## Brief
Reproduce all of the data exactly, with no line skipped.

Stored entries
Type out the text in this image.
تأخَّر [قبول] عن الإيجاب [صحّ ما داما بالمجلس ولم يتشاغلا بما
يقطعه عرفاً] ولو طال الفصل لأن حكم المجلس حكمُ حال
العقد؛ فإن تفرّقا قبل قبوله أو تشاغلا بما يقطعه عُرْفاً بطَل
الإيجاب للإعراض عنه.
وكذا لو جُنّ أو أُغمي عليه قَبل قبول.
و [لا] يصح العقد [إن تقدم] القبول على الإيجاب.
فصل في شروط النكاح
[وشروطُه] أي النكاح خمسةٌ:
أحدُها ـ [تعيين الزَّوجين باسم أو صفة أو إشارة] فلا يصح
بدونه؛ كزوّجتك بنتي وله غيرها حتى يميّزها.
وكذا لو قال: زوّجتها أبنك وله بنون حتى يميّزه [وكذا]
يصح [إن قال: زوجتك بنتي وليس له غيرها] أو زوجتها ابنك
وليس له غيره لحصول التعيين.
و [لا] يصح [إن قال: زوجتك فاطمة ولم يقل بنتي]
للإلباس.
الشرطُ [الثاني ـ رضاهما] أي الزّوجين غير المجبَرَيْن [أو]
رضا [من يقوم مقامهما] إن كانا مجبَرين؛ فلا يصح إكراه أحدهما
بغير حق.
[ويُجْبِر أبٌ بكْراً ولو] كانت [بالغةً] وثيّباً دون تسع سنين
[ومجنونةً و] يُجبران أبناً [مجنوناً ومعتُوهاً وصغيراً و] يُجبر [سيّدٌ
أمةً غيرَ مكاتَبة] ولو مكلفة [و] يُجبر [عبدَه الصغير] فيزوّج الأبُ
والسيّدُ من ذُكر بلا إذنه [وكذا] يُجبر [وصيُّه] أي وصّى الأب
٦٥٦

## Answer to this exercise
Type out the text in this image.
تأخَّر [قبول] عن الإيجاب [صحّ ما داما بالمجلس ولم يتشاغلا بما
يقطعه عرفاً] ولو طال الفصل لأن حكم المجلس حكمُ حال
العقد؛ فإن تفرّقا قبل قبوله أو تشاغلا بما يقطعه عُرْفاً بطَل
الإيجاب للإعراض عنه.
وكذا لو جُنّ أو أُغمي عليه قَبل قبول.
و [لا] يصح العقد [إن تقدم] القبول على الإيجاب.
فصل في شروط النكاح
[وشروطُه] أي النكاح خمسةٌ:
أحدُها ـ [تعيين الزَّوجين باسم أو صفة أو إشارة] فلا يصح
بدونه؛ كزوّجتك بنتي وله غيرها حتى يميّزها.
وكذا لو قال: زوّجتها أبنك وله بنون حتى يميّزه [وكذا]
يصح [إن قال: زوجتك بنتي وليس له غيرها] أو زوجتها ابنك
وليس له غيره لحصول التعيين.
و [لا] يصح [إن قال: زوجتك فاطمة ولم يقل بنتي]
للإلباس.
الشرطُ [الثاني ـ رضاهما] أي الزّوجين غير المجبَرَيْن [أو]
رضا [من يقوم مقامهما] إن كانا مجبَرين؛ فلا يصح إكراه أحدهما
بغير حق.
[ويُجْبِر أبٌ بكْراً ولو] كانت [بالغةً] وثيّباً دون تسع سنين
[ومجنونةً و] يُجبران أبناً [مجنوناً ومعتُوهاً وصغيراً و] يُجبر [سيّدٌ
أمةً غيرَ مكاتَبة] ولو مكلفة [و] يُجبر [عبدَه الصغير] فيزوّج الأبُ
والسيّدُ من ذُكر بلا إذنه [وكذا] يُجبر [وصيُّه] أي وصّى الأب
٦٥٦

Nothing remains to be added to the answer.